*INPUT DATA*.

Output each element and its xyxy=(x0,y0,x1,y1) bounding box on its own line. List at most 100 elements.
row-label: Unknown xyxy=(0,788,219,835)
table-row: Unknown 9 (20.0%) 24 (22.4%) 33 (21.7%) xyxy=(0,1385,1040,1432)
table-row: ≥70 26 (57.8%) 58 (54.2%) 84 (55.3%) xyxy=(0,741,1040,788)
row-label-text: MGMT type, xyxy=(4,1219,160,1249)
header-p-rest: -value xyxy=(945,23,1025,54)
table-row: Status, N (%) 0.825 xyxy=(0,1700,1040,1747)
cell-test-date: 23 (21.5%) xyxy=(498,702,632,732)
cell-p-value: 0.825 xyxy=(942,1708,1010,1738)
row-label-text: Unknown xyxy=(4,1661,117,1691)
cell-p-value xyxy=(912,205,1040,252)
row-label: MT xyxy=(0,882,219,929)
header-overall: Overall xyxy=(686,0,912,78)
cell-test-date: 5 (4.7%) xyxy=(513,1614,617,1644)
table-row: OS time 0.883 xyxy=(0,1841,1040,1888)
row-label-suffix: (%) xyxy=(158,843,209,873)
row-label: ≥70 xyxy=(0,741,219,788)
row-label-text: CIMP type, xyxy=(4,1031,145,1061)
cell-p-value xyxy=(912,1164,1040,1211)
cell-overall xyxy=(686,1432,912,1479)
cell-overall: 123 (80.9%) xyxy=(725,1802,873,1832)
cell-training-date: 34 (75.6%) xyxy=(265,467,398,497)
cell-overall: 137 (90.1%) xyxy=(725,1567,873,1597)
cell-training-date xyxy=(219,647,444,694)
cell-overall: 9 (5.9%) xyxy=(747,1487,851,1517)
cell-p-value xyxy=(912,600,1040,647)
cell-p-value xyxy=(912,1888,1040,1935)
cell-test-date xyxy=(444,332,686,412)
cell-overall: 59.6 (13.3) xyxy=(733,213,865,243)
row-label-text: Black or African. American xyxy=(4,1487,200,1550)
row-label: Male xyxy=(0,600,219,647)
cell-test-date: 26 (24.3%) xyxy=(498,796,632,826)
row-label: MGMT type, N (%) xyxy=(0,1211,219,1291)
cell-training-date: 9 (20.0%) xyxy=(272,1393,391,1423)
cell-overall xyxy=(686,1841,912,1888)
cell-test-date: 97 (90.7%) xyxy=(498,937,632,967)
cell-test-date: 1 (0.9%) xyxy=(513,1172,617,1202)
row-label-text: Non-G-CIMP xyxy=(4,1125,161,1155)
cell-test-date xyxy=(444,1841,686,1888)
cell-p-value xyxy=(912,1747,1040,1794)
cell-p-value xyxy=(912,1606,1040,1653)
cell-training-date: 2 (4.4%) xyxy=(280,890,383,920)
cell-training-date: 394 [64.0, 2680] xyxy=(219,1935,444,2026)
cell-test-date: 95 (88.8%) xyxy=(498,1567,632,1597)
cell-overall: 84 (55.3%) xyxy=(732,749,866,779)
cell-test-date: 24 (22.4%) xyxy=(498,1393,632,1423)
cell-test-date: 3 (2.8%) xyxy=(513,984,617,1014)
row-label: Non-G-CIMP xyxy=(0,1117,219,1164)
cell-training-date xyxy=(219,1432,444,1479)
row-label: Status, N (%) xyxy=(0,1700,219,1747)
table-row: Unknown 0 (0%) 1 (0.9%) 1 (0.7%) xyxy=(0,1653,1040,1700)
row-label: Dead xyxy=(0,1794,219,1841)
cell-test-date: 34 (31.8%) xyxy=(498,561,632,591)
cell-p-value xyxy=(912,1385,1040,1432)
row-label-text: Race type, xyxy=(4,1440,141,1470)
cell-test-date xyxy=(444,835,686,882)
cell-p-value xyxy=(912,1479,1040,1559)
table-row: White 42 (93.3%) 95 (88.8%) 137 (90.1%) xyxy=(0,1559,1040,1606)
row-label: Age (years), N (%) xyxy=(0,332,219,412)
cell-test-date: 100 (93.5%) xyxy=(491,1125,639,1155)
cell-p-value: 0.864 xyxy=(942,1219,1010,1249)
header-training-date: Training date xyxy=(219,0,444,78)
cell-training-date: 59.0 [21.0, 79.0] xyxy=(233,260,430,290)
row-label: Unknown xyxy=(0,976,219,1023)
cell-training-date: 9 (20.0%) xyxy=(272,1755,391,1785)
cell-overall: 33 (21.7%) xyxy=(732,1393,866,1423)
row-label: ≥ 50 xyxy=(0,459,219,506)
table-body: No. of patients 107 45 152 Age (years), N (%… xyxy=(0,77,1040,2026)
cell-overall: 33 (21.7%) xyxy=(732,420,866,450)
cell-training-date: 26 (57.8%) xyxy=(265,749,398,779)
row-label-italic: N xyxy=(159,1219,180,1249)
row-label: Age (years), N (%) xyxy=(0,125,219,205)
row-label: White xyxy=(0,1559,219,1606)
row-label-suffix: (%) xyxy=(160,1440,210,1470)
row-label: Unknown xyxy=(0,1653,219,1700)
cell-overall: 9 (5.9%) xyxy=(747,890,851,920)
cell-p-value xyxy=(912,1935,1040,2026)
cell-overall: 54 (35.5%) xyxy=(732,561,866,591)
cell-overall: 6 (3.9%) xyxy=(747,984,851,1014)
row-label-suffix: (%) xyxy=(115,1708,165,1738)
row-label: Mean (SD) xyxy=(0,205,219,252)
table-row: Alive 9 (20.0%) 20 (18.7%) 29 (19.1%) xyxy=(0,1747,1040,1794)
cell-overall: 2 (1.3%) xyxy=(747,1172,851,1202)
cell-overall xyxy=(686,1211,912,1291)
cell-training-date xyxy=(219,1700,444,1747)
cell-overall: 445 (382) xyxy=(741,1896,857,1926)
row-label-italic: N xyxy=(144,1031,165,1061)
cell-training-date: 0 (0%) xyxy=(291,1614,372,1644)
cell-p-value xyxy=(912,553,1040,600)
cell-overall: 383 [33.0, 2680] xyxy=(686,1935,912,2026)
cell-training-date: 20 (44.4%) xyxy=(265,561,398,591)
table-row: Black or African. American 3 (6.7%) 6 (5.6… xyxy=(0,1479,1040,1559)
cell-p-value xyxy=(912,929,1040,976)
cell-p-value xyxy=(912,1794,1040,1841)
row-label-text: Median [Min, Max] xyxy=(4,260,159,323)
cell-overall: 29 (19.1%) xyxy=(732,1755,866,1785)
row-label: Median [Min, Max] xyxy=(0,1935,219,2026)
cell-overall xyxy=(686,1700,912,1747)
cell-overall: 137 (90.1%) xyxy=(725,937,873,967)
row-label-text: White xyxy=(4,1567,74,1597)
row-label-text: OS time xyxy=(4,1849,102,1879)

--

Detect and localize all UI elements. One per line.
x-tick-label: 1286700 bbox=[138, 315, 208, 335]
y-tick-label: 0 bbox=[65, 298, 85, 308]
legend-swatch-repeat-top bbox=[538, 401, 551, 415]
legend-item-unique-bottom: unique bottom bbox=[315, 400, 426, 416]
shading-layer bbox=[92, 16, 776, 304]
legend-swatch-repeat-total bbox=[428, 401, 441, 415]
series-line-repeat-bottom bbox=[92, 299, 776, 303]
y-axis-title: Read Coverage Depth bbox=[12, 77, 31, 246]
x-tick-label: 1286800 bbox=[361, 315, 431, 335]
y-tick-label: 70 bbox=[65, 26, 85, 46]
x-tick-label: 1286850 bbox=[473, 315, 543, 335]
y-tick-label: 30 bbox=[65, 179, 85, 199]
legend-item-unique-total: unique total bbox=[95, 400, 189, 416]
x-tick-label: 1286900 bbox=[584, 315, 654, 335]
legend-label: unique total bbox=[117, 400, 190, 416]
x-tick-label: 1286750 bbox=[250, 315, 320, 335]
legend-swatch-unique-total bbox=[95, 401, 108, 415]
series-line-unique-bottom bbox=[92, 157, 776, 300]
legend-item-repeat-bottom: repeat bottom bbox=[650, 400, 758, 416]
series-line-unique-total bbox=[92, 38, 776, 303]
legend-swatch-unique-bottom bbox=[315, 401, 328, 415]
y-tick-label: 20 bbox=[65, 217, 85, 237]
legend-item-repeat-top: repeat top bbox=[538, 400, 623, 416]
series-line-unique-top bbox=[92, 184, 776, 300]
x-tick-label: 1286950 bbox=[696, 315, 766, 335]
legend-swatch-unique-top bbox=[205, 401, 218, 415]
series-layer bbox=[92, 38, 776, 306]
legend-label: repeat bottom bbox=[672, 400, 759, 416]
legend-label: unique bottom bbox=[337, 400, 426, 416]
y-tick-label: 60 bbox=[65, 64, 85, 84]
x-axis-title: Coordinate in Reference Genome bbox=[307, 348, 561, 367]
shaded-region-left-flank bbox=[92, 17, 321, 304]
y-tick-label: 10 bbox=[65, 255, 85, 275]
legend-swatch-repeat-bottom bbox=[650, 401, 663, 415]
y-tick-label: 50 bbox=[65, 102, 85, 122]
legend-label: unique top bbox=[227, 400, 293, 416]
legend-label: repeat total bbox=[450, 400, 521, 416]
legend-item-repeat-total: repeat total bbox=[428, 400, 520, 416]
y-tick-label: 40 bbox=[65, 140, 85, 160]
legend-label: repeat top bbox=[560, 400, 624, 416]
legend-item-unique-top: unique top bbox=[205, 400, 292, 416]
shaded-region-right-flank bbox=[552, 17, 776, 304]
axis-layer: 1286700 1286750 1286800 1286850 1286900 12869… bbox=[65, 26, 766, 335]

*TASK DIRECTIONS*. Return every line of the records in which the word "header" is found.

*RESULT OF THE EXERCISE*.
header-p-rest: -value xyxy=(945,23,1025,54)
header-overall: Overall xyxy=(686,0,912,78)
header-training-date: Training date xyxy=(219,0,444,78)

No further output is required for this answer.